(Part of a data file)
»»
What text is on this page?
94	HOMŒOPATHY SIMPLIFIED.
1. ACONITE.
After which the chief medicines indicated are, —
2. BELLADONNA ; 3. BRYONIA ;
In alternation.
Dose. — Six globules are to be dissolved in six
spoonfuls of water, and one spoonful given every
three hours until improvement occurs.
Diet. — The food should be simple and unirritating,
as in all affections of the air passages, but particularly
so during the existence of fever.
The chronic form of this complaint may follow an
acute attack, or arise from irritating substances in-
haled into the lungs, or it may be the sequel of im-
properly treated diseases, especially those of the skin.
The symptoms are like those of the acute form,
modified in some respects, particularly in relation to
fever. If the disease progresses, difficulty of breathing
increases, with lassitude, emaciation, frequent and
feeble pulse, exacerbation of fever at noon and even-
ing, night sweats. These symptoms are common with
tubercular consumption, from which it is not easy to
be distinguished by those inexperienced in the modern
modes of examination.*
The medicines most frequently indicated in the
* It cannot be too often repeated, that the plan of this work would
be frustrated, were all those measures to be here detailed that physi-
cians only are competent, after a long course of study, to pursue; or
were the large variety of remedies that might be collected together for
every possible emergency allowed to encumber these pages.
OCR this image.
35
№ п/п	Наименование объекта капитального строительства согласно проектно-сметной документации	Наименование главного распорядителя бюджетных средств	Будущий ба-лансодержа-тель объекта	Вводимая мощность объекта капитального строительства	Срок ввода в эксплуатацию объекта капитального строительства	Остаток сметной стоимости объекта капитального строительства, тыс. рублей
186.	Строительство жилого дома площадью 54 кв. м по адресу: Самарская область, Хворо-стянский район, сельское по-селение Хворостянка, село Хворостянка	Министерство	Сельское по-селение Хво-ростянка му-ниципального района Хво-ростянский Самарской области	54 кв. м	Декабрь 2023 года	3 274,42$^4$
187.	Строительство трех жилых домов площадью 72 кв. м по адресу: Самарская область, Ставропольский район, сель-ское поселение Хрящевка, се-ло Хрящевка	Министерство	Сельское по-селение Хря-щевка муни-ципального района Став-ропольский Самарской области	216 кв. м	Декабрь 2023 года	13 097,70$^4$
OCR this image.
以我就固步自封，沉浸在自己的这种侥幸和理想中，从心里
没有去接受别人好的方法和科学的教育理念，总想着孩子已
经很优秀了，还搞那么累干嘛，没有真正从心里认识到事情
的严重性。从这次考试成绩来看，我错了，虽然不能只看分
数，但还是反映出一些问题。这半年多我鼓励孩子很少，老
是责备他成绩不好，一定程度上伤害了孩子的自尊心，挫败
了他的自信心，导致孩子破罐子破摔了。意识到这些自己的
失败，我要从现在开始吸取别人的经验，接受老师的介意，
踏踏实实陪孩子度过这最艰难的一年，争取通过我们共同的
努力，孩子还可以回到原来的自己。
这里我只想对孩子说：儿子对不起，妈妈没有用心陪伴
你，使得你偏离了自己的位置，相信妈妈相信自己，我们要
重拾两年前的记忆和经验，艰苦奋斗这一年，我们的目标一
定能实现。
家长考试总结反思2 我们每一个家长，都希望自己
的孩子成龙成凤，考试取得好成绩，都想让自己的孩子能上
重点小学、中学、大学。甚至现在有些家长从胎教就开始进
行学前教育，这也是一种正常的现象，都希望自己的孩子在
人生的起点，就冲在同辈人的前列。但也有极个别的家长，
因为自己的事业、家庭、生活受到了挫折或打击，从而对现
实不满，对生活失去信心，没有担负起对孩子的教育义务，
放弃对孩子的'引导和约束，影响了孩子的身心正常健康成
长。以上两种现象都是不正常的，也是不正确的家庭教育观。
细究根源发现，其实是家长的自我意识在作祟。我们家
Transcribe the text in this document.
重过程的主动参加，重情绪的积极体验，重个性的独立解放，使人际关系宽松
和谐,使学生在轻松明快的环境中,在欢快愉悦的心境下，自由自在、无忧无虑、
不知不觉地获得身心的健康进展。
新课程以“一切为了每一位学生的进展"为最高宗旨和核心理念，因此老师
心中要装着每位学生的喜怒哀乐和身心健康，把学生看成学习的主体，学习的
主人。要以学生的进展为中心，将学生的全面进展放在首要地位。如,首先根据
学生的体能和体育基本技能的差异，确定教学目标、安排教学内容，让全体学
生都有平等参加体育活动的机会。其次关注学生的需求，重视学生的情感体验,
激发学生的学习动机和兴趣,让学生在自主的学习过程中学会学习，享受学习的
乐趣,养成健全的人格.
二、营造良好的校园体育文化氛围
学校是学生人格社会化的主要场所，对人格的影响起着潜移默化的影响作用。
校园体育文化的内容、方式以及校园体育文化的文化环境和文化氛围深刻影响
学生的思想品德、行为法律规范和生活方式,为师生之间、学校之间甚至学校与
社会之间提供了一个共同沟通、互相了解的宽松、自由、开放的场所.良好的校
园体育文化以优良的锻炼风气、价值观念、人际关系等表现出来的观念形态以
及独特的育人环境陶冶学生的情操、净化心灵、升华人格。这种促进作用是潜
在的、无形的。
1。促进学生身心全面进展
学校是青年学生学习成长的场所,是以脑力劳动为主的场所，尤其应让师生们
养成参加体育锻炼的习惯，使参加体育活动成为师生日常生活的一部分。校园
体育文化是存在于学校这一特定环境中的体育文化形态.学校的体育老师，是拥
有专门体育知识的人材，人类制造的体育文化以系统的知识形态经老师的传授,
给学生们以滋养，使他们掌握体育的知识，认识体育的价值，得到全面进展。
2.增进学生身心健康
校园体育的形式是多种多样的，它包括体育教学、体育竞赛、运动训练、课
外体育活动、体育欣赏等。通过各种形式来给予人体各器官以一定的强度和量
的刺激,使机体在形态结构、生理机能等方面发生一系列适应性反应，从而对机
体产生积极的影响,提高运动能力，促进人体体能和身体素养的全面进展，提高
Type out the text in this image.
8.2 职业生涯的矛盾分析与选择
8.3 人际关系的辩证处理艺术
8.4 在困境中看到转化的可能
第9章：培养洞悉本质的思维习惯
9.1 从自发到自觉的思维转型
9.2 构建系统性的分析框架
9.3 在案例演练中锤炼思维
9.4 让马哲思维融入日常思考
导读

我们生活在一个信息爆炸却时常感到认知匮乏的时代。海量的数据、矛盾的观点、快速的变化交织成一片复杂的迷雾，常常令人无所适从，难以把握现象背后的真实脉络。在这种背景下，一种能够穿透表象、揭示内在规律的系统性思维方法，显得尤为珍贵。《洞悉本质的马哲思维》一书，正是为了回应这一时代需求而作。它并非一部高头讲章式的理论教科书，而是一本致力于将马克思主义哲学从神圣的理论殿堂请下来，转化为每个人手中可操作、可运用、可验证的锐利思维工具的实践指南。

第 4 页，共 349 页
««
REQUIRED TASK: Determine the number of lines in the listing that hold the word "Сельское", and supply that number and nothing further.

REPLY TO THE EXERCISE: 2